Copy whichever lines contain the string "Roles".

[BEGIN Material to process]

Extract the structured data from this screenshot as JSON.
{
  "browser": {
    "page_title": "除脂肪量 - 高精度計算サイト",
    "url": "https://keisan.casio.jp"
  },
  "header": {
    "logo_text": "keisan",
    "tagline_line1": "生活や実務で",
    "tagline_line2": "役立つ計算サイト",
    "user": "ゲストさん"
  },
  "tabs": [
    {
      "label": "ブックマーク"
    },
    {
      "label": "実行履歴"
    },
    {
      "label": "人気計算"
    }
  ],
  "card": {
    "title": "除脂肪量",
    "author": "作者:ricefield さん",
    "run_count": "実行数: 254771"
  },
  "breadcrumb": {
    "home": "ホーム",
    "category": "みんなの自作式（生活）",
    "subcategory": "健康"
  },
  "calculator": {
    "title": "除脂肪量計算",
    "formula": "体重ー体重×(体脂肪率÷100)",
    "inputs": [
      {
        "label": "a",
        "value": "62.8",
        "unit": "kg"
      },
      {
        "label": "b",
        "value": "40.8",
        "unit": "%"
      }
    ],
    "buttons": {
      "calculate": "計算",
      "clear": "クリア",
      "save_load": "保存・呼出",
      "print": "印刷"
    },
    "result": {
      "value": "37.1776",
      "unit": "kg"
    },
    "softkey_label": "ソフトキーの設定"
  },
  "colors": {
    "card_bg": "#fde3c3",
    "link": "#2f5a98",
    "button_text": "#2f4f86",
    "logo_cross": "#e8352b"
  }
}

[END Material to process]
[BEGIN Material to process]

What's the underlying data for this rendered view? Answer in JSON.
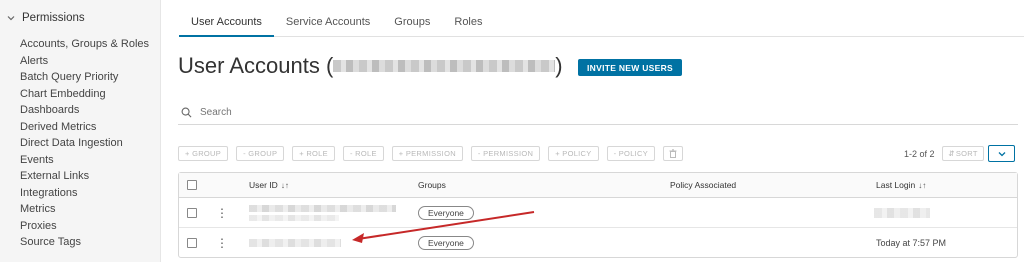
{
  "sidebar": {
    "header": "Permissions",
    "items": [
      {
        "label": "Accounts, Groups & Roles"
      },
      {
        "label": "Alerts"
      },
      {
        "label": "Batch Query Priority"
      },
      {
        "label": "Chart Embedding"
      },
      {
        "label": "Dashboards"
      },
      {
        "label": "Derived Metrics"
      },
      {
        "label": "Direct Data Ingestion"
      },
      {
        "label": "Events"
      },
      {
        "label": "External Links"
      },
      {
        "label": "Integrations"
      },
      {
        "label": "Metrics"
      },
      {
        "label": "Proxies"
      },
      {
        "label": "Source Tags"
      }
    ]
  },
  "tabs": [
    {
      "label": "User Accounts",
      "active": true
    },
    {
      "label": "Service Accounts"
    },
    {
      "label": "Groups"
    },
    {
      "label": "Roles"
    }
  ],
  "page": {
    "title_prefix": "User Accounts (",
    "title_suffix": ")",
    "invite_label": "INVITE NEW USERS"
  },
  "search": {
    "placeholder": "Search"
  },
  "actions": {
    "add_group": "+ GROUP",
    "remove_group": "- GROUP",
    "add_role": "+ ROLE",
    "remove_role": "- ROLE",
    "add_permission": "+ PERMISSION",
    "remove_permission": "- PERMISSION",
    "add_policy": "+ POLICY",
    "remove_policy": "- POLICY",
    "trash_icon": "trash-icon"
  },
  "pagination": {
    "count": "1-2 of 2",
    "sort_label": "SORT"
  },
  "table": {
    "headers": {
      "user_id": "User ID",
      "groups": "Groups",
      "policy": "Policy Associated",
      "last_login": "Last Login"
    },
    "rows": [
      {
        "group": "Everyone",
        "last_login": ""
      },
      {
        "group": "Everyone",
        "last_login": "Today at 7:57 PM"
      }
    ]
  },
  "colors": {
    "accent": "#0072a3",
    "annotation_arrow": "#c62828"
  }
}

[END Material to process]

▸ Correct answer:
        "label": "Accounts, Groups & Roles"
      "label": "Roles"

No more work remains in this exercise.